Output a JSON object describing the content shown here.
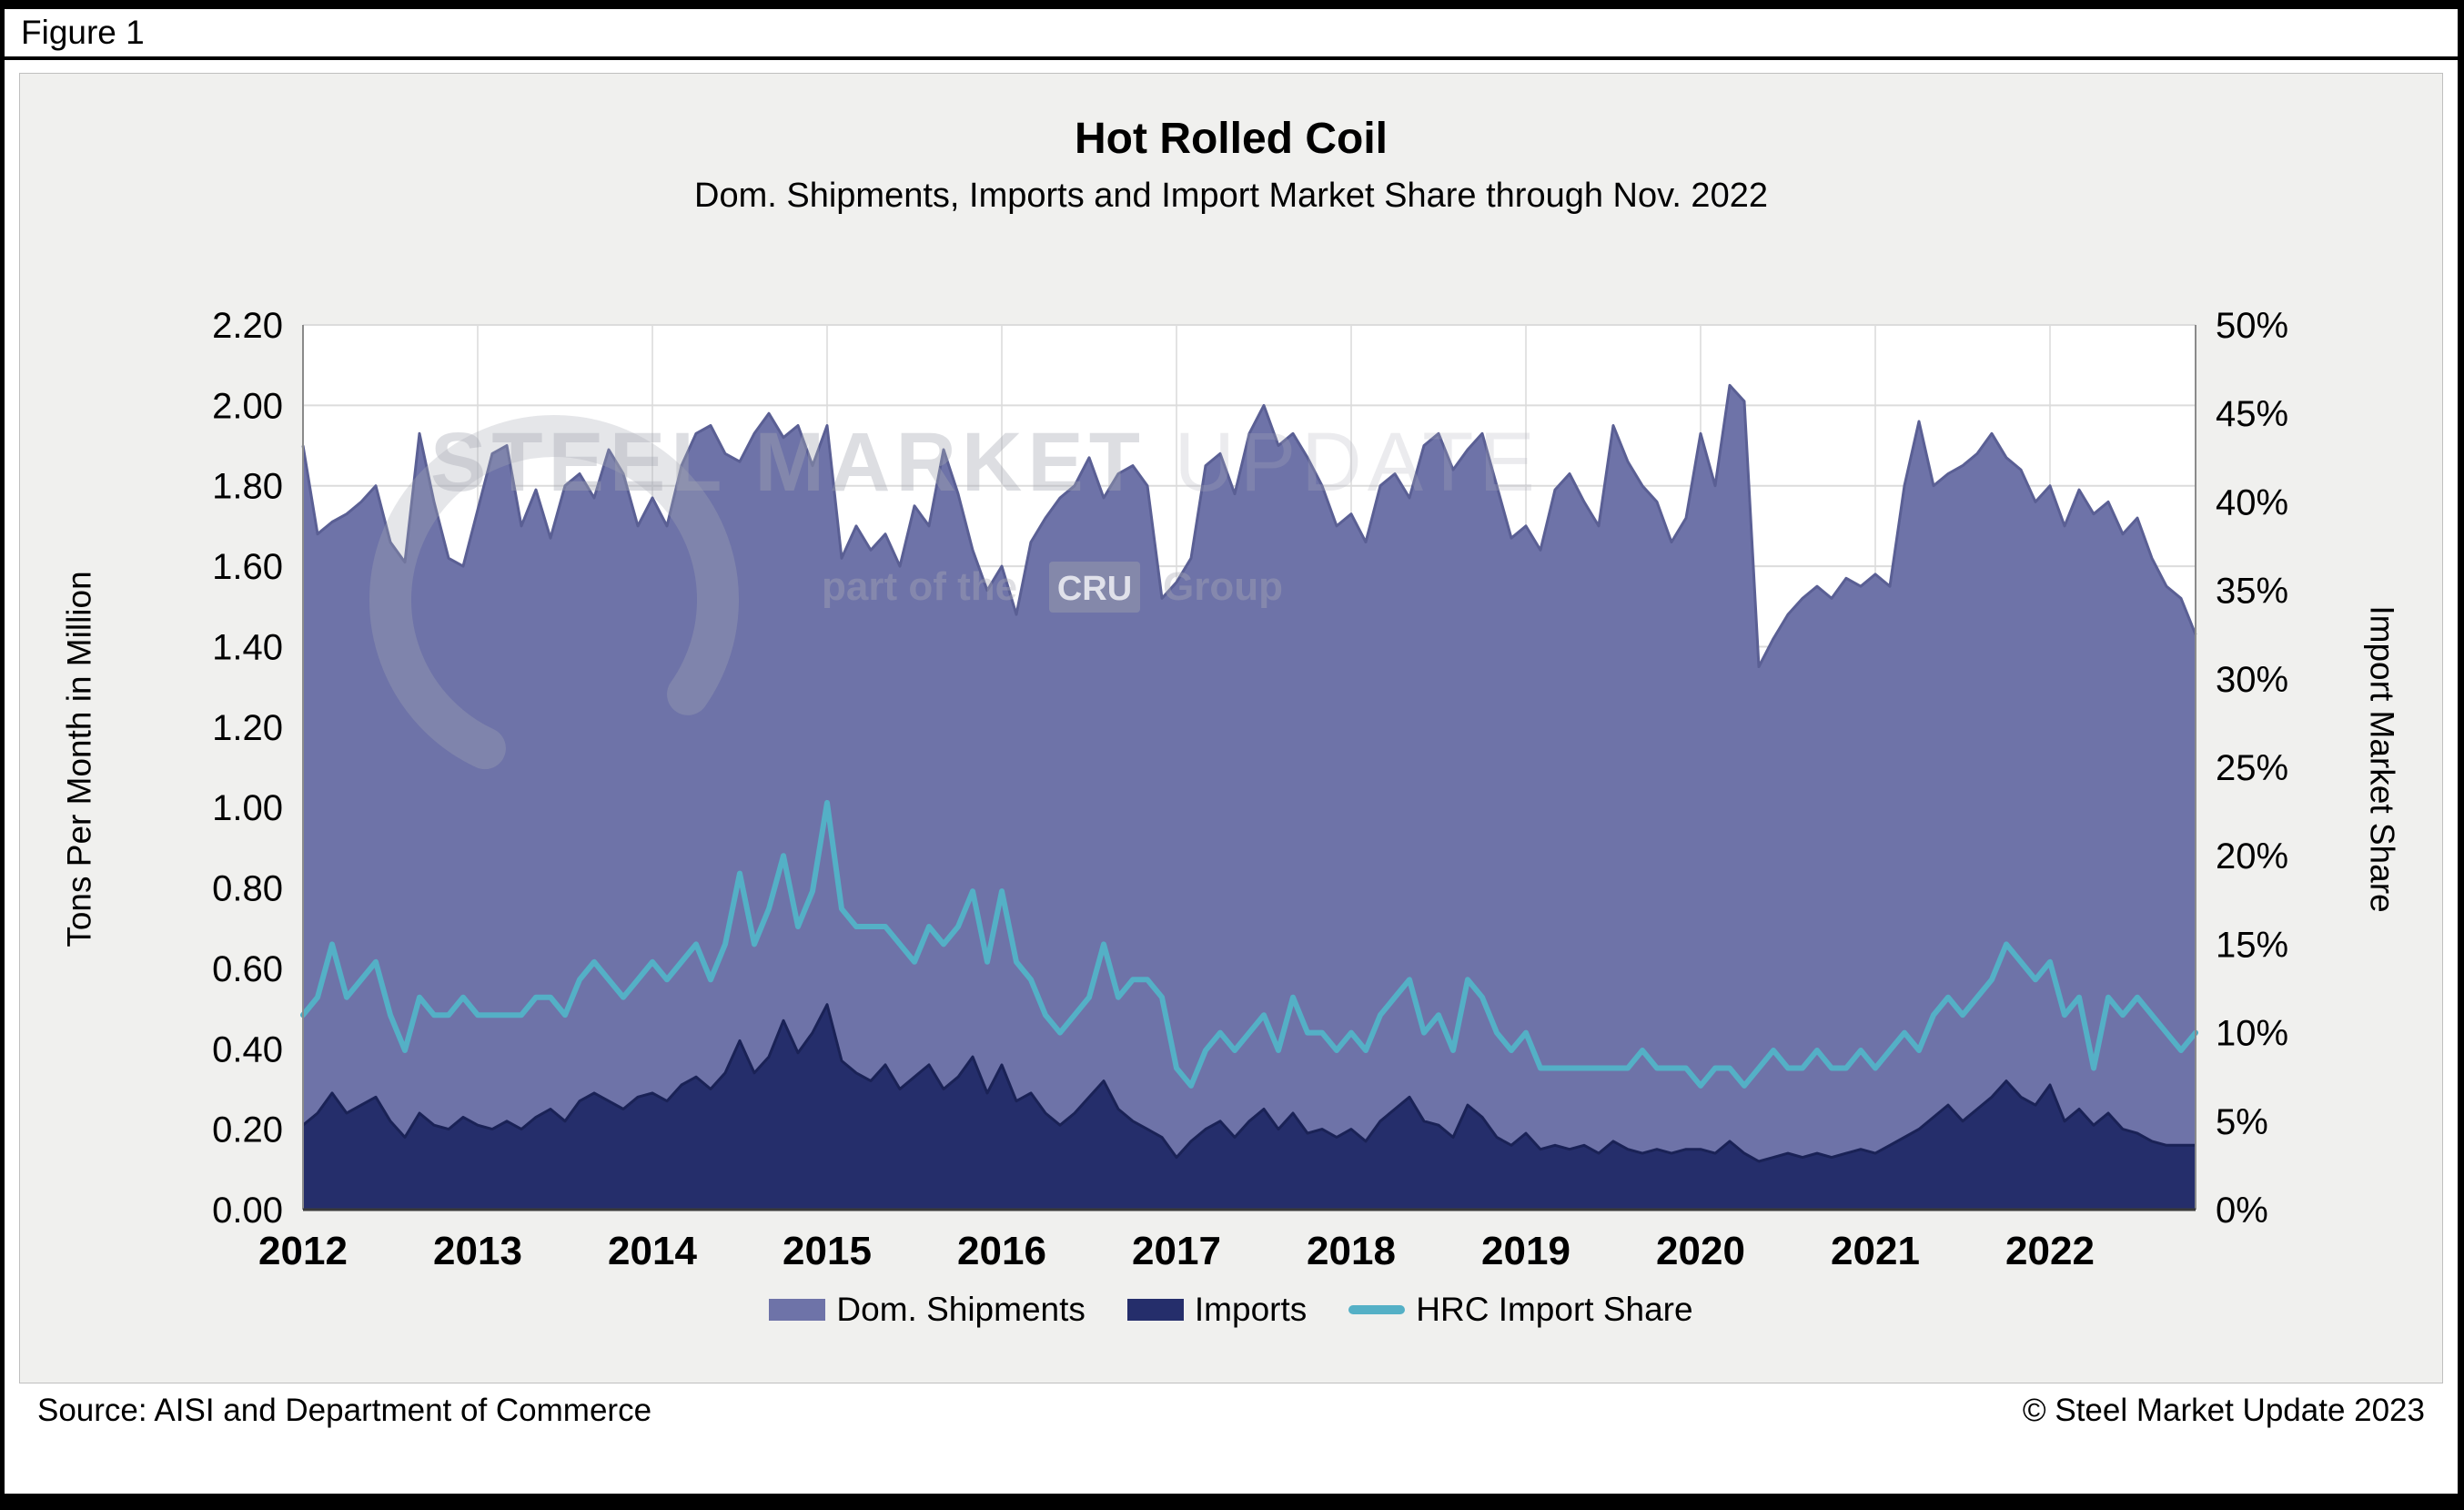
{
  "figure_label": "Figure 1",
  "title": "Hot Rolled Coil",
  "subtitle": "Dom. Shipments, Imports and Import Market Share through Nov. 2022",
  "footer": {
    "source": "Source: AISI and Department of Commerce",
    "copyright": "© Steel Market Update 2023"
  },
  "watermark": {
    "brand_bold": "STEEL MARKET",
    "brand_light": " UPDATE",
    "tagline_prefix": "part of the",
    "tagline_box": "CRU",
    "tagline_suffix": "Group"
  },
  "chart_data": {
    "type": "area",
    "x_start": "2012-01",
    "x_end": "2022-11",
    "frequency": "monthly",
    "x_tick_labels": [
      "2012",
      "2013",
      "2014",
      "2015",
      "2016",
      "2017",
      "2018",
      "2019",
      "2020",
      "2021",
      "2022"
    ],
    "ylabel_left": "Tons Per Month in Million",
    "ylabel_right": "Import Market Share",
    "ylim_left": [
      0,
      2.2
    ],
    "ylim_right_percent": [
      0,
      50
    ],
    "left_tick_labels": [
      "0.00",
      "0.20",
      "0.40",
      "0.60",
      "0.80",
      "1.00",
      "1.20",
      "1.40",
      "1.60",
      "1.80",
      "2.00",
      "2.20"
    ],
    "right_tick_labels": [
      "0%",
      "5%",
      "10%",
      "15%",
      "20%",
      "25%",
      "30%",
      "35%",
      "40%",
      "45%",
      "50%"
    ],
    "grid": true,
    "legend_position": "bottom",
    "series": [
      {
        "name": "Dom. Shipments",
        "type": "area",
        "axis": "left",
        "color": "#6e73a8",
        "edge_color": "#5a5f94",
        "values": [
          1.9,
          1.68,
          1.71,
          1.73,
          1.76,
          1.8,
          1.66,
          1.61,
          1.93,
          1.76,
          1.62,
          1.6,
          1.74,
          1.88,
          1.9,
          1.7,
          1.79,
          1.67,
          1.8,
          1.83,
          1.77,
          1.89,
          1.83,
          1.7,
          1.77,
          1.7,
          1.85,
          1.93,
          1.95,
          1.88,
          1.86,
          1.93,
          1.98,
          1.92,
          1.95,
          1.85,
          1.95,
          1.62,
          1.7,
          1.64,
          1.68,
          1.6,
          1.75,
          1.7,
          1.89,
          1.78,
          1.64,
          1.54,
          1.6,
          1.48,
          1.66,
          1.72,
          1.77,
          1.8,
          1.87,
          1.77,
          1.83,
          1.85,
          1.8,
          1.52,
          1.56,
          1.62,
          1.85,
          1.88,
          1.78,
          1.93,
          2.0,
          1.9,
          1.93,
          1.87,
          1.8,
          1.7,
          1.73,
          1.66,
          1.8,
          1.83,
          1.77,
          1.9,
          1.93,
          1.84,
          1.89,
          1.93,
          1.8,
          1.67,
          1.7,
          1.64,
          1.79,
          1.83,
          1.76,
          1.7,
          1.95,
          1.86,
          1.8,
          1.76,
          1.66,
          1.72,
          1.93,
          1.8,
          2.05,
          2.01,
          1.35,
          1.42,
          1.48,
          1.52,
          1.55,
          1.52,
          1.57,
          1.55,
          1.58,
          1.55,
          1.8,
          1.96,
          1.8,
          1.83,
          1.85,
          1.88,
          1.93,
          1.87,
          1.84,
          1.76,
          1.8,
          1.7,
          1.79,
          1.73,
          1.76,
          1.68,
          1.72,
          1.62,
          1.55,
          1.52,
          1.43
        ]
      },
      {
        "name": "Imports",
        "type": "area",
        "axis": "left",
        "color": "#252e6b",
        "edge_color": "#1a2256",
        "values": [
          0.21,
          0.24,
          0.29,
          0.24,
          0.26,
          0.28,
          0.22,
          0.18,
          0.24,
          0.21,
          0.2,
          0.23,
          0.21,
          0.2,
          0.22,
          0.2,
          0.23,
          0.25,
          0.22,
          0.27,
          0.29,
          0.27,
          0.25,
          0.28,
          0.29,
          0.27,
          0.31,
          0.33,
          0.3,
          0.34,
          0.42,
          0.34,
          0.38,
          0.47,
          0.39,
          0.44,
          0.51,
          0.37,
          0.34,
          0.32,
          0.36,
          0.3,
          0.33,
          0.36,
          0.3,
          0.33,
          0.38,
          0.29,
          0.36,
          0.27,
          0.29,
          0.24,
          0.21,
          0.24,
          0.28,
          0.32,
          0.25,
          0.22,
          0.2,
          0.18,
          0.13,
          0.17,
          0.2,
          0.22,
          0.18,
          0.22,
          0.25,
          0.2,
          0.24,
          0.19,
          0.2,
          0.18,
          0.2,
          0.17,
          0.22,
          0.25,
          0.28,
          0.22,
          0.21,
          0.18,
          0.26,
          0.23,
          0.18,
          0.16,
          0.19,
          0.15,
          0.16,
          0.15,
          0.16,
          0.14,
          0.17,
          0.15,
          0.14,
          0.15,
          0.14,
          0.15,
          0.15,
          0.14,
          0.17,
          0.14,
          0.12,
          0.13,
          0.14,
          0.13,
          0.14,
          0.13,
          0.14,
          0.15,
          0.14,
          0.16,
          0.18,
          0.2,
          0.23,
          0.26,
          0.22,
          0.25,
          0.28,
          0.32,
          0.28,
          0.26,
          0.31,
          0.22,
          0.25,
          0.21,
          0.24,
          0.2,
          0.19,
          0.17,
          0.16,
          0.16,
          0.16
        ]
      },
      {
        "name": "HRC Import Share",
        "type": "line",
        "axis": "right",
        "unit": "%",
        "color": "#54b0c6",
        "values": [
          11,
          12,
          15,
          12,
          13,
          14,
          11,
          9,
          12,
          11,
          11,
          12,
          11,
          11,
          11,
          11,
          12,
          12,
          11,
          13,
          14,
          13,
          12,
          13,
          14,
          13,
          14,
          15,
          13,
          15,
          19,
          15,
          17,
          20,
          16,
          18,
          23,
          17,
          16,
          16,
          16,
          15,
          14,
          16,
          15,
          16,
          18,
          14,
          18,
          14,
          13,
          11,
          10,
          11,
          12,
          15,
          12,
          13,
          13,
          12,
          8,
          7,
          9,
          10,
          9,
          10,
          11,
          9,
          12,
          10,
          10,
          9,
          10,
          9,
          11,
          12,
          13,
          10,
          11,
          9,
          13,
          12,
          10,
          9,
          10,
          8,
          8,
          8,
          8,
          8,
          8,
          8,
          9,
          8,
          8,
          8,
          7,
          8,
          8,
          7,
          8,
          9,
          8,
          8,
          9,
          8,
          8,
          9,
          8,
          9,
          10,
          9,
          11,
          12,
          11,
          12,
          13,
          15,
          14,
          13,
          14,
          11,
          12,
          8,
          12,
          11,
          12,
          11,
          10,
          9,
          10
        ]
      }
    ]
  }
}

WHAT TO WORK ON →
Tally the lines in the records above that contain the word "Shipments", and give only that number.

EXERCISE SOLUTION →
2